## WHAT YOU WILL DO
Quote the records in full and leave their pictures out.

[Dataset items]

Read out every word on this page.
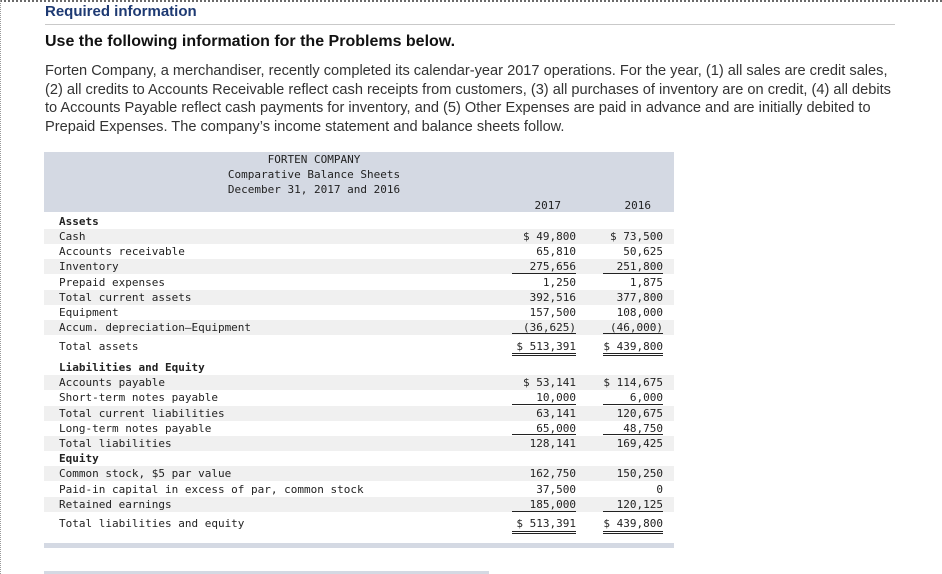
Required information
Use the following information for the Problems below.
Forten Company, a merchandiser, recently completed its calendar-year 2017 operations. For the year, (1) all sales are credit sales, (2) all credits to Accounts Receivable reflect cash receipts from customers, (3) all purchases of inventory are on credit, (4) all debits to Accounts Payable reflect cash payments for inventory, and (5) Other Expenses are paid in advance and are initially debited to Prepaid Expenses. The company’s income statement and balance sheets follow.
FORTEN COMPANY
Comparative Balance Sheets
December 31, 2017 and 2016
2017	2016
Assets
Cash	$ 49,800	$ 73,500
Accounts receivable	65,810	50,625
Inventory	275,656	251,800
Prepaid expenses	1,250	1,875
Total current assets	392,516	377,800
Equipment	157,500	108,000
Accum. depreciation—Equipment	(36,625)	(46,000)
Total assets	$ 513,391	$ 439,800
Liabilities and Equity
Accounts payable	$ 53,141	$ 114,675
Short-term notes payable	10,000	6,000
Total current liabilities	63,141	120,675
Long-term notes payable	65,000	48,750
Total liabilities	128,141	169,425
Equity
Common stock, $5 par value	162,750	150,250
Paid-in capital in excess of par, common stock	37,500	0
Retained earnings	185,000	120,125
Total liabilities and equity	$ 513,391	$ 439,800
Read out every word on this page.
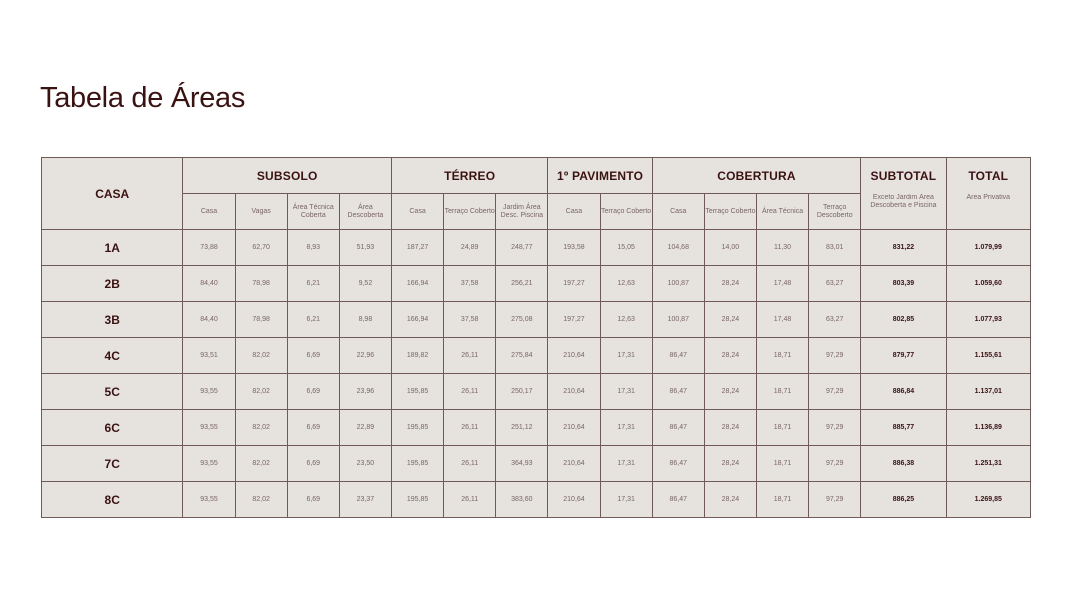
Tabela de Áreas
CASA	SUBSOLO				TÉRREO			1º PAVIMENTO		COBERTURA				SUBTOTAL	TOTAL
	Casa	Vagas	Área Técnica Coberta	Área Descoberta	Casa	Terraço Coberto	Jardim Área Desc. Piscina	Casa	Terraço Coberto	Casa	Terraço Coberto	Área Técnica	Terraço Descoberto	Exceto Jardim Área Descoberta e Piscina	Área Privativa
1A	73,88	62,70	8,93	51,93	187,27	24,89	248,77	193,58	15,05	104,68	14,00	11,30	83,01	831,22	1.079,99
2B	84,40	78,98	6,21	9,52	166,94	37,58	256,21	197,27	12,63	100,87	28,24	17,48	63,27	803,39	1.059,60
3B	84,40	78,98	6,21	8,98	166,94	37,58	275,08	197,27	12,63	100,87	28,24	17,48	63,27	802,85	1.077,93
4C	93,51	82,02	6,69	22,96	189,82	26,11	275,84	210,64	17,31	86,47	28,24	18,71	97,29	879,77	1.155,61
5C	93,55	82,02	6,69	23,96	195,85	26,11	250,17	210,64	17,31	86,47	28,24	18,71	97,29	886,84	1.137,01
6C	93,55	82,02	6,69	22,89	195,85	26,11	251,12	210,64	17,31	86,47	28,24	18,71	97,29	885,77	1.136,89
7C	93,55	82,02	6,69	23,50	195,85	26,11	364,93	210,64	17,31	86,47	28,24	18,71	97,29	886,38	1.251,31
8C	93,55	82,02	6,69	23,37	195,85	26,11	383,60	210,64	17,31	86,47	28,24	18,71	97,29	886,25	1.269,85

## THE REPLY
Read out every word on this page.
Required information
Use the following information for the Problems below.
Forten Company, a merchandiser, recently completed its calendar-year 2017 operations. For the year, (1) all sales are credit sales, (2) all credits to Accounts Receivable reflect cash receipts from customers, (3) all purchases of inventory are on credit, (4) all debits to Accounts Payable reflect cash payments for inventory, and (5) Other Expenses are paid in advance and are initially debited to Prepaid Expenses. The company’s income statement and balance sheets follow.
FORTEN COMPANY
Comparative Balance Sheets
December 31, 2017 and 2016
2017	2016
Assets
Cash	$ 49,800	$ 73,500
Accounts receivable	65,810	50,625
Inventory	275,656	251,800
Prepaid expenses	1,250	1,875
Total current assets	392,516	377,800
Equipment	157,500	108,000
Accum. depreciation—Equipment	(36,625)	(46,000)
Total assets	$ 513,391	$ 439,800
Liabilities and Equity
Accounts payable	$ 53,141	$ 114,675
Short-term notes payable	10,000	6,000
Total current liabilities	63,141	120,675
Long-term notes payable	65,000	48,750
Total liabilities	128,141	169,425
Equity
Common stock, $5 par value	162,750	150,250
Paid-in capital in excess of par, common stock	37,500	0
Retained earnings	185,000	120,125
Total liabilities and equity	$ 513,391	$ 439,800
Read out every word on this page.
Tabela de Áreas
CASA	SUBSOLO				TÉRREO			1º PAVIMENTO		COBERTURA				SUBTOTAL	TOTAL
	Casa	Vagas	Área Técnica Coberta	Área Descoberta	Casa	Terraço Coberto	Jardim Área Desc. Piscina	Casa	Terraço Coberto	Casa	Terraço Coberto	Área Técnica	Terraço Descoberto	Exceto Jardim Área Descoberta e Piscina	Área Privativa
1A	73,88	62,70	8,93	51,93	187,27	24,89	248,77	193,58	15,05	104,68	14,00	11,30	83,01	831,22	1.079,99
2B	84,40	78,98	6,21	9,52	166,94	37,58	256,21	197,27	12,63	100,87	28,24	17,48	63,27	803,39	1.059,60
3B	84,40	78,98	6,21	8,98	166,94	37,58	275,08	197,27	12,63	100,87	28,24	17,48	63,27	802,85	1.077,93
4C	93,51	82,02	6,69	22,96	189,82	26,11	275,84	210,64	17,31	86,47	28,24	18,71	97,29	879,77	1.155,61
5C	93,55	82,02	6,69	23,96	195,85	26,11	250,17	210,64	17,31	86,47	28,24	18,71	97,29	886,84	1.137,01
6C	93,55	82,02	6,69	22,89	195,85	26,11	251,12	210,64	17,31	86,47	28,24	18,71	97,29	885,77	1.136,89
7C	93,55	82,02	6,69	23,50	195,85	26,11	364,93	210,64	17,31	86,47	28,24	18,71	97,29	886,38	1.251,31
8C	93,55	82,02	6,69	23,37	195,85	26,11	383,60	210,64	17,31	86,47	28,24	18,71	97,29	886,25	1.269,85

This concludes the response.